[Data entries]
-*-*-

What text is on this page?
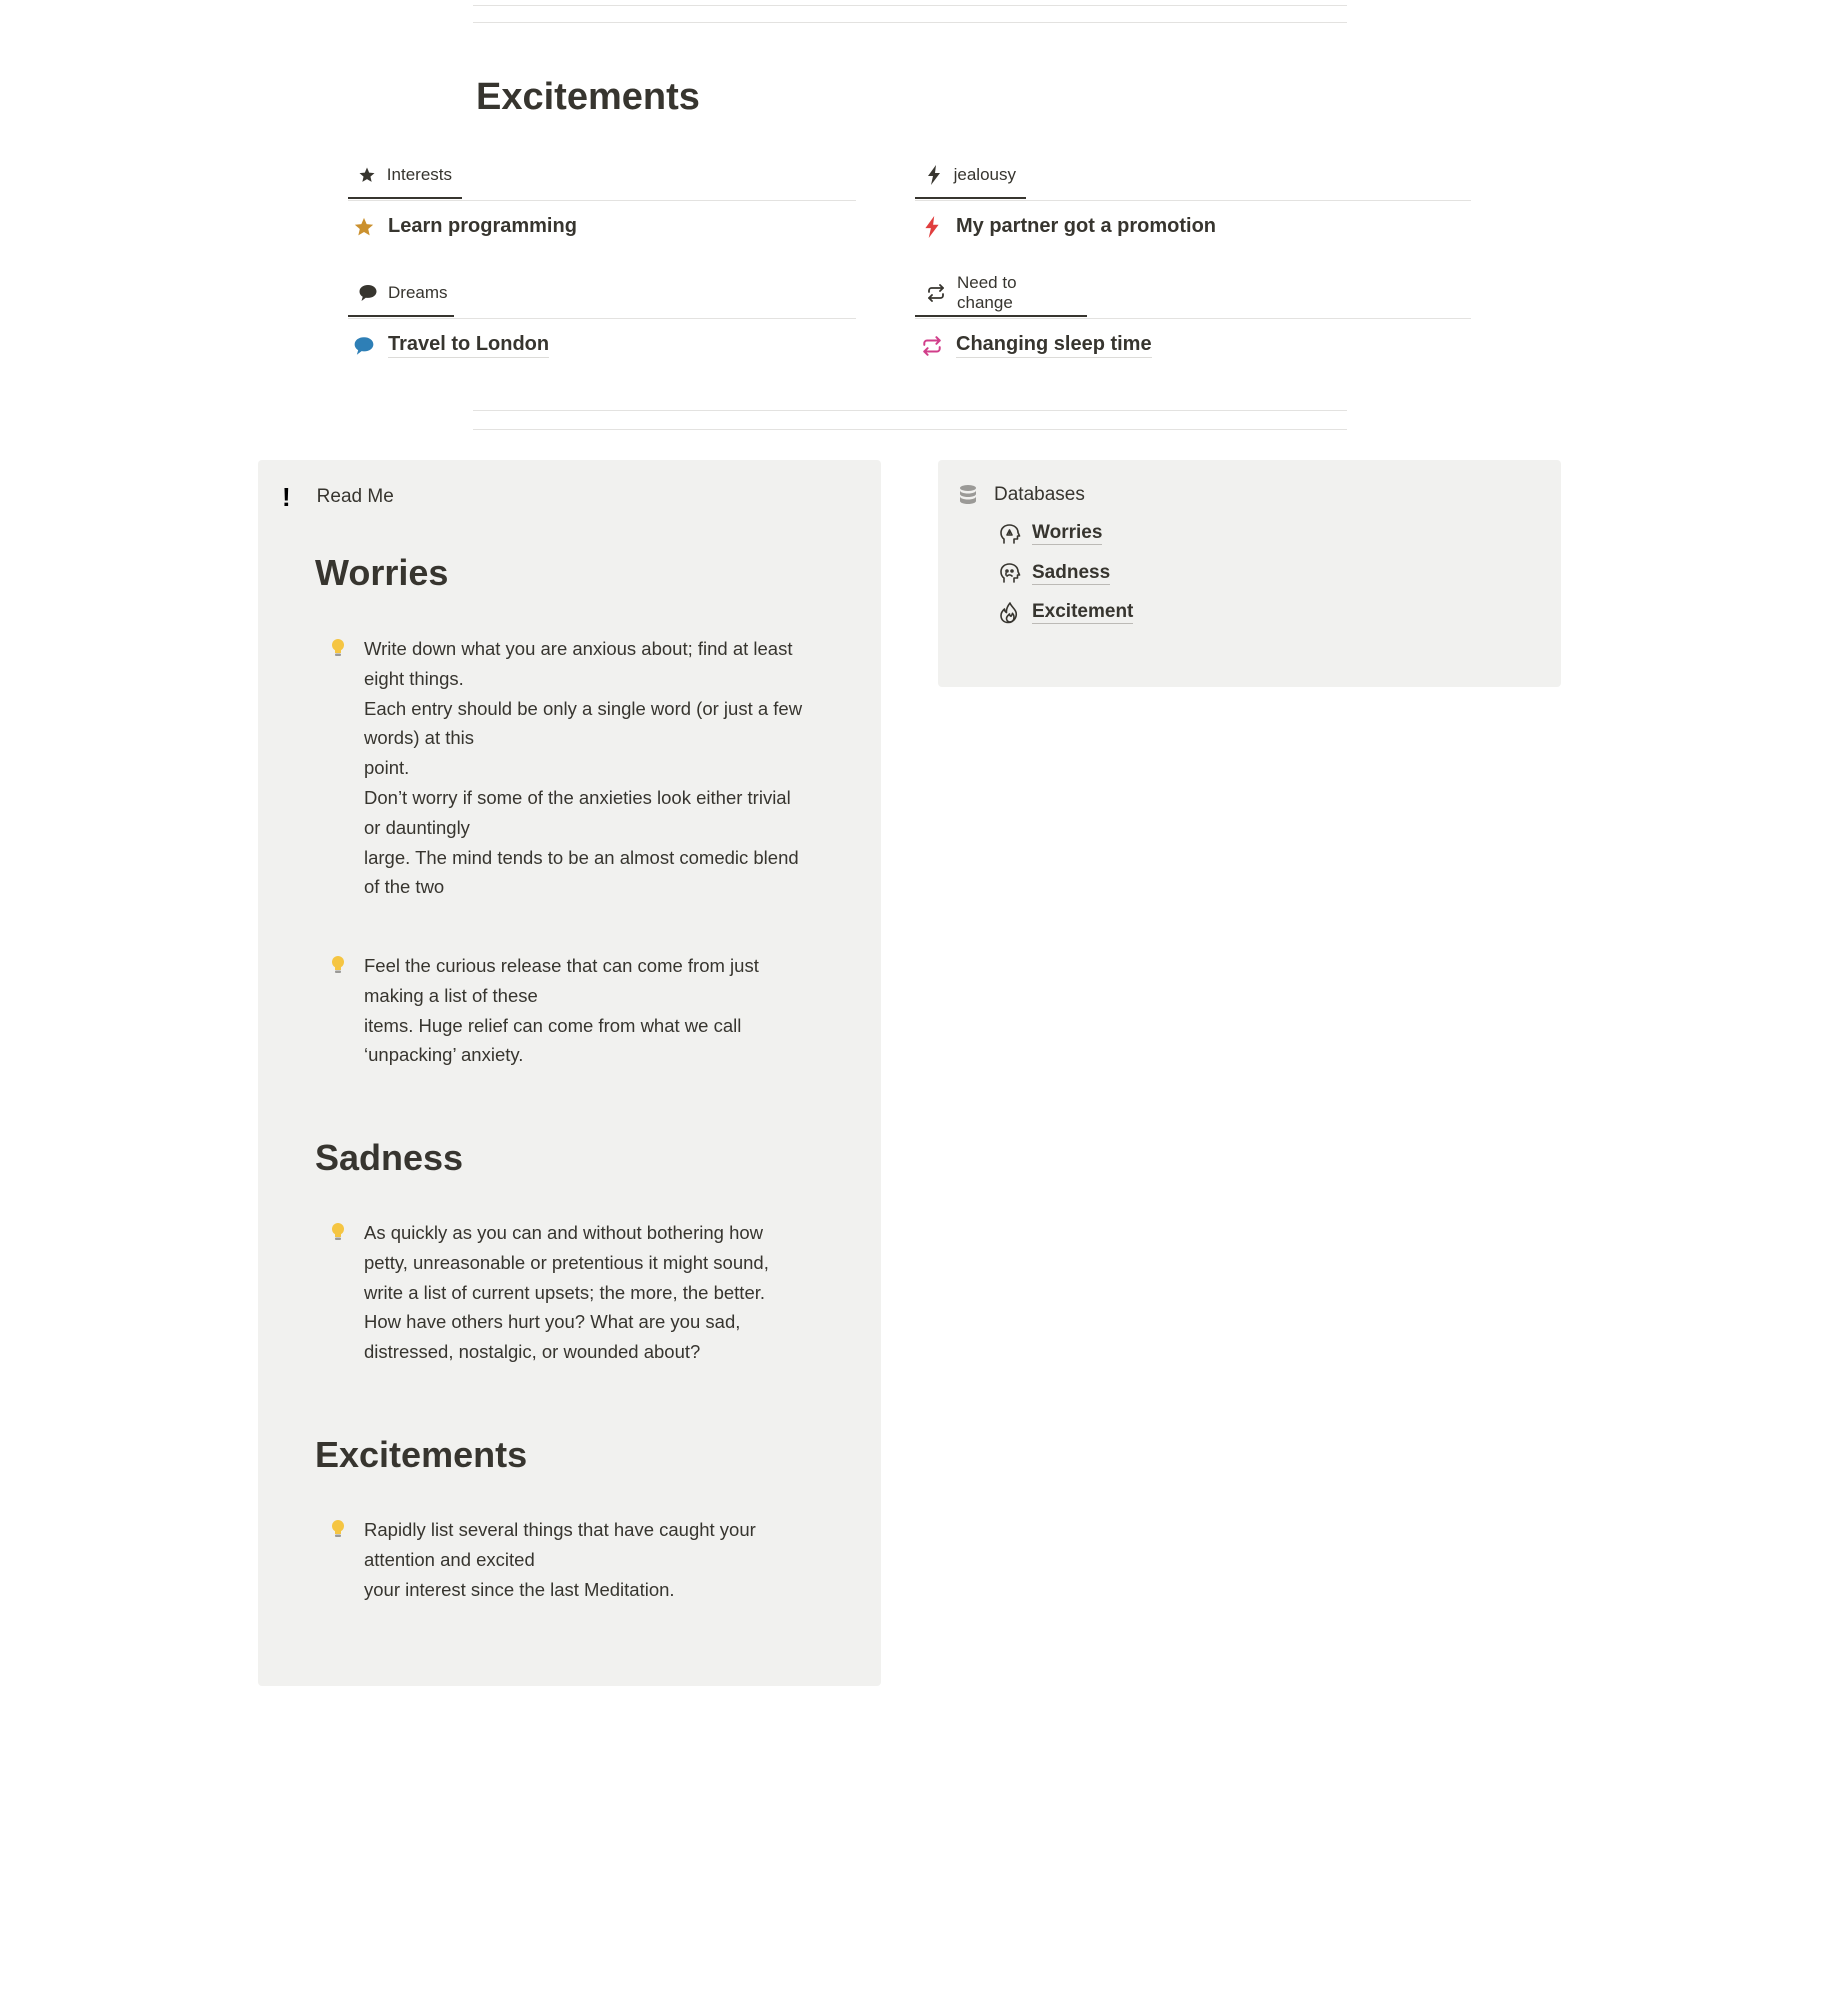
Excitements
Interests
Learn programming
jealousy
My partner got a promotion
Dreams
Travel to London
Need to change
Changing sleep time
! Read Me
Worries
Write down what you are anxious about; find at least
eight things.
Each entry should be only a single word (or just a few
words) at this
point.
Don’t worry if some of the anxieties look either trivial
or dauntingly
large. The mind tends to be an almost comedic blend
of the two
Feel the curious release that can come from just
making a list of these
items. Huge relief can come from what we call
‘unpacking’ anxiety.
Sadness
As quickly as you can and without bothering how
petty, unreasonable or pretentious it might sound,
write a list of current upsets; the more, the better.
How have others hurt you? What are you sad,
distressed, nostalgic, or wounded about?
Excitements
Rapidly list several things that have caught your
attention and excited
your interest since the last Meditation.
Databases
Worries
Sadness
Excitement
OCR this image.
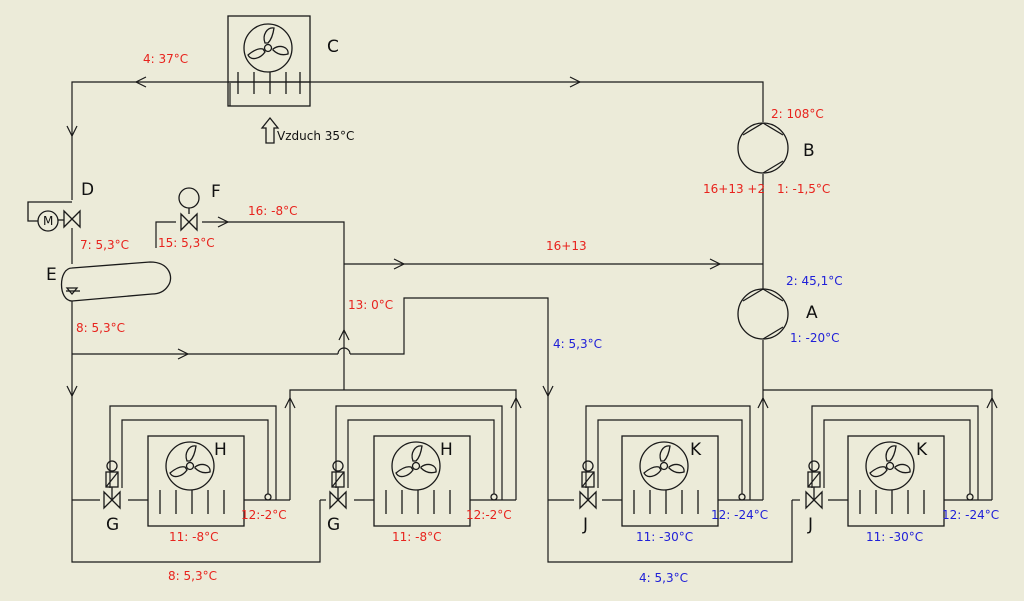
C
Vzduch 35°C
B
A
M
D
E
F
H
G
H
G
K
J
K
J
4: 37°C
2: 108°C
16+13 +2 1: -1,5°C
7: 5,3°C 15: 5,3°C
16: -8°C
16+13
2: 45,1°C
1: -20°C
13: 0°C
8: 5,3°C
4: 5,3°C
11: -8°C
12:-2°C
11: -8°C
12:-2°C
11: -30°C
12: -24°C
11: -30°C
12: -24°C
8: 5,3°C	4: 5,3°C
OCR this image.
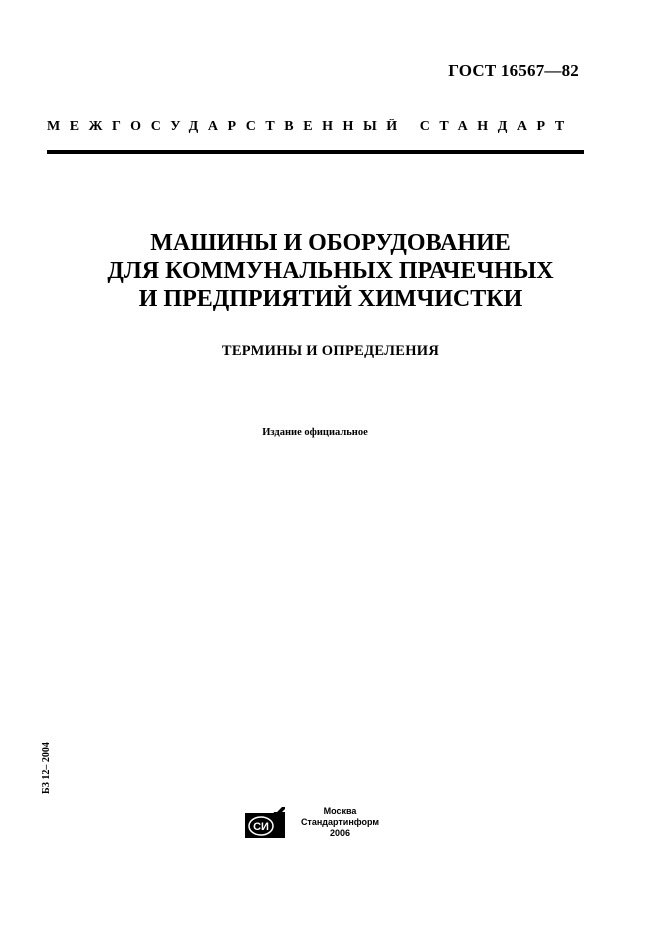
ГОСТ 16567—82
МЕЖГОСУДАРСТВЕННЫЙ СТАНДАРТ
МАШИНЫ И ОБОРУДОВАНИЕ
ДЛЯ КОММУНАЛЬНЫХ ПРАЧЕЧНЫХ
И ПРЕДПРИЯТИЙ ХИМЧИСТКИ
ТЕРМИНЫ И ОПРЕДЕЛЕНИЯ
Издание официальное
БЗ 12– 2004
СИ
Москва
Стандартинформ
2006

-*-*-

- **PROMPT**: Scan the material above. Extract every line in which the word "your" occurs.

- **RESULT**:
Rapidly list several things that have caught your
your interest since the last Meditation.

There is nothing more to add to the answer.